→ TASK INSTRUCTIONS
Go through the entries below and count the lines holding the word "selbst". Reply with only the number, please.

→ RECORDED INFORMATION

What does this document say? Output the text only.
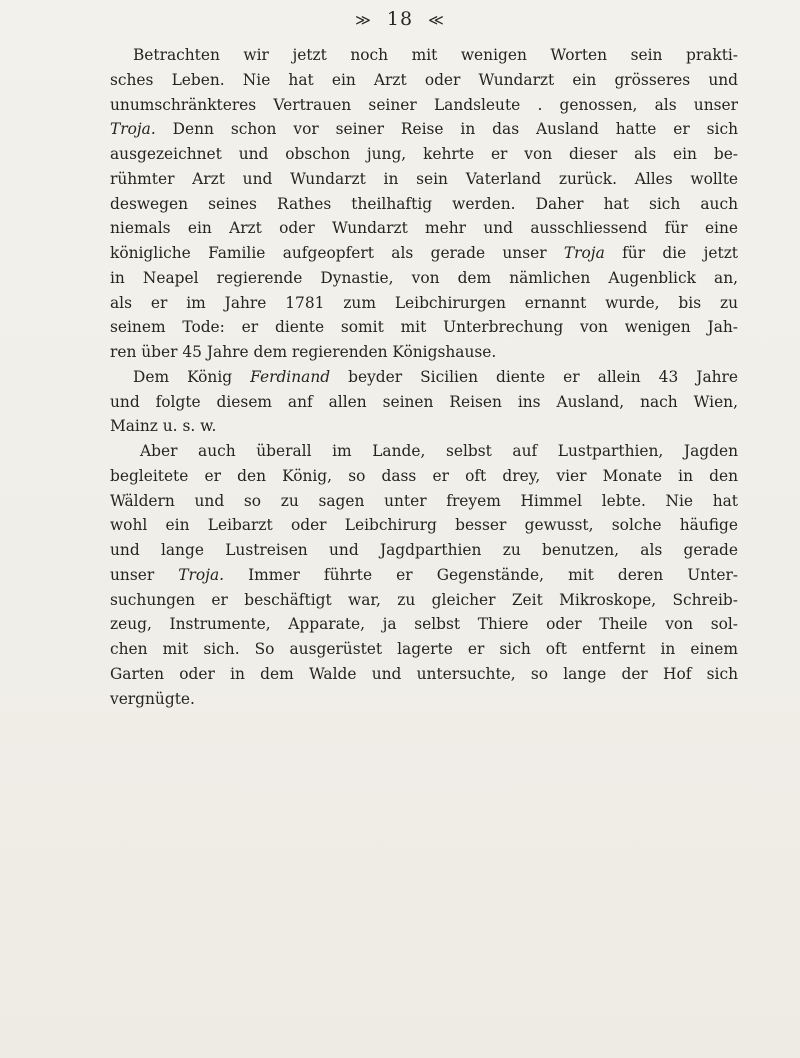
≫ 18 ≪
Betrachten wir jetzt noch mit wenigen Worten sein prakti-
sches Leben. Nie hat ein Arzt oder Wundarzt ein grösseres und
unumschränkteres Vertrauen seiner Landsleute . genossen, als unser
Troja. Denn schon vor seiner Reise in das Ausland hatte er sich
ausgezeichnet und obschon jung, kehrte er von dieser als ein be-
rühmter Arzt und Wundarzt in sein Vaterland zurück. Alles wollte
deswegen seines Rathes theilhaftig werden. Daher hat sich auch
niemals ein Arzt oder Wundarzt mehr und ausschliessend für eine
königliche Familie aufgeopfert als gerade unser Troja für die jetzt
in Neapel regierende Dynastie, von dem nämlichen Augenblick an,
als er im Jahre 1781 zum Leibchirurgen ernannt wurde, bis zu
seinem Tode: er diente somit mit Unterbrechung von wenigen Jah-
ren über 45 Jahre dem regierenden Königshause.
Dem König Ferdinand beyder Sicilien diente er allein 43 Jahre
und folgte diesem anf allen seinen Reisen ins Ausland, nach Wien,
Mainz u. s. w.
Aber auch überall im Lande, selbst auf Lustparthien, Jagden
begleitete er den König, so dass er oft drey, vier Monate in den
Wäldern und so zu sagen unter freyem Himmel lebte. Nie hat
wohl ein Leibarzt oder Leibchirurg besser gewusst, solche häufige
und lange Lustreisen und Jagdparthien zu benutzen, als gerade
unser Troja. Immer führte er Gegenstände, mit deren Unter-
suchungen er beschäftigt war, zu gleicher Zeit Mikroskope, Schreib-
zeug, Instrumente, Apparate, ja selbst Thiere oder Theile von sol-
chen mit sich. So ausgerüstet lagerte er sich oft entfernt in einem
Garten oder in dem Walde und untersuchte, so lange der Hof sich
vergnügte.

→ WORKED SOLUTION
2